Stored data entries:

▬▬▬▬▬▬▬▬▬▬

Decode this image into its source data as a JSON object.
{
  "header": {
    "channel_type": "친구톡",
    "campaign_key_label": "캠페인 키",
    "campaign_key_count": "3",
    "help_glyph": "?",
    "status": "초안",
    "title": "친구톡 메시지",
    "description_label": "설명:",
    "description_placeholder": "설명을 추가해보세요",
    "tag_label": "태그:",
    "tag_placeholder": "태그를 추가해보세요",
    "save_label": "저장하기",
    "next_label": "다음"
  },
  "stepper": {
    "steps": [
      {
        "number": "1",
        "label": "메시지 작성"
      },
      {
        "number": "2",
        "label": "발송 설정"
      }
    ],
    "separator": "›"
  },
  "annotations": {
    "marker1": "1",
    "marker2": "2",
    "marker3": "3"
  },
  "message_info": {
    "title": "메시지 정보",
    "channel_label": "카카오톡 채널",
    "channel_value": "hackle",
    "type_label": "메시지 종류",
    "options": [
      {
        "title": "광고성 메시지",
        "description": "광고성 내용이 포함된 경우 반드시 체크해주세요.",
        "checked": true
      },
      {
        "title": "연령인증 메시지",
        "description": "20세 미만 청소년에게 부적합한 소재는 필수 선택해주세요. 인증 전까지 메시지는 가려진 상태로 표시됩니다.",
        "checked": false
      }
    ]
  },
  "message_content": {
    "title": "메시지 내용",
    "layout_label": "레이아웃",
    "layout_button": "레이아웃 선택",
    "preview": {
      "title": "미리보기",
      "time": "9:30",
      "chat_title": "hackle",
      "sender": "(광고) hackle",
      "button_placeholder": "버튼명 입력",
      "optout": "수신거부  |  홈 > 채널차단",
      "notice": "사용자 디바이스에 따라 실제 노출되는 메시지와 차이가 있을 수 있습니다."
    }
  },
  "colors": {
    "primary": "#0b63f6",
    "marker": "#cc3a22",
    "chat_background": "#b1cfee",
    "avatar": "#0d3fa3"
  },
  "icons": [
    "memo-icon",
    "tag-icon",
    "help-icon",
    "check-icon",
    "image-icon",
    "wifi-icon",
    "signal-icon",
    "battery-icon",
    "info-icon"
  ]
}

▬▬▬▬▬▬▬▬▬▬

EXERCISE DIRECTIONS:
Output each entry precisely as given.

EXERCISE ANSWER:
Decode this image into its source data as a JSON object.
{
  "header": {
    "channel_type": "친구톡",
    "campaign_key_label": "캠페인 키",
    "campaign_key_count": "3",
    "help_glyph": "?",
    "status": "초안",
    "title": "친구톡 메시지",
    "description_label": "설명:",
    "description_placeholder": "설명을 추가해보세요",
    "tag_label": "태그:",
    "tag_placeholder": "태그를 추가해보세요",
    "save_label": "저장하기",
    "next_label": "다음"
  },
  "stepper": {
    "steps": [
      {
        "number": "1",
        "label": "메시지 작성"
      },
      {
        "number": "2",
        "label": "발송 설정"
      }
    ],
    "separator": "›"
  },
  "annotations": {
    "marker1": "1",
    "marker2": "2",
    "marker3": "3"
  },
  "message_info": {
    "title": "메시지 정보",
    "channel_label": "카카오톡 채널",
    "channel_value": "hackle",
    "type_label": "메시지 종류",
    "options": [
      {
        "title": "광고성 메시지",
        "description": "광고성 내용이 포함된 경우 반드시 체크해주세요.",
        "checked": true
      },
      {
        "title": "연령인증 메시지",
        "description": "20세 미만 청소년에게 부적합한 소재는 필수 선택해주세요. 인증 전까지 메시지는 가려진 상태로 표시됩니다.",
        "checked": false
      }
    ]
  },
  "message_content": {
    "title": "메시지 내용",
    "layout_label": "레이아웃",
    "layout_button": "레이아웃 선택",
    "preview": {
      "title": "미리보기",
      "time": "9:30",
      "chat_title": "hackle",
      "sender": "(광고) hackle",
      "button_placeholder": "버튼명 입력",
      "optout": "수신거부  |  홈 > 채널차단",
      "notice": "사용자 디바이스에 따라 실제 노출되는 메시지와 차이가 있을 수 있습니다."
    }
  },
  "colors": {
    "primary": "#0b63f6",
    "marker": "#cc3a22",
    "chat_background": "#b1cfee",
    "avatar": "#0d3fa3"
  },
  "icons": [
    "memo-icon",
    "tag-icon",
    "help-icon",
    "check-icon",
    "image-icon",
    "wifi-icon",
    "signal-icon",
    "battery-icon",
    "info-icon"
  ]
}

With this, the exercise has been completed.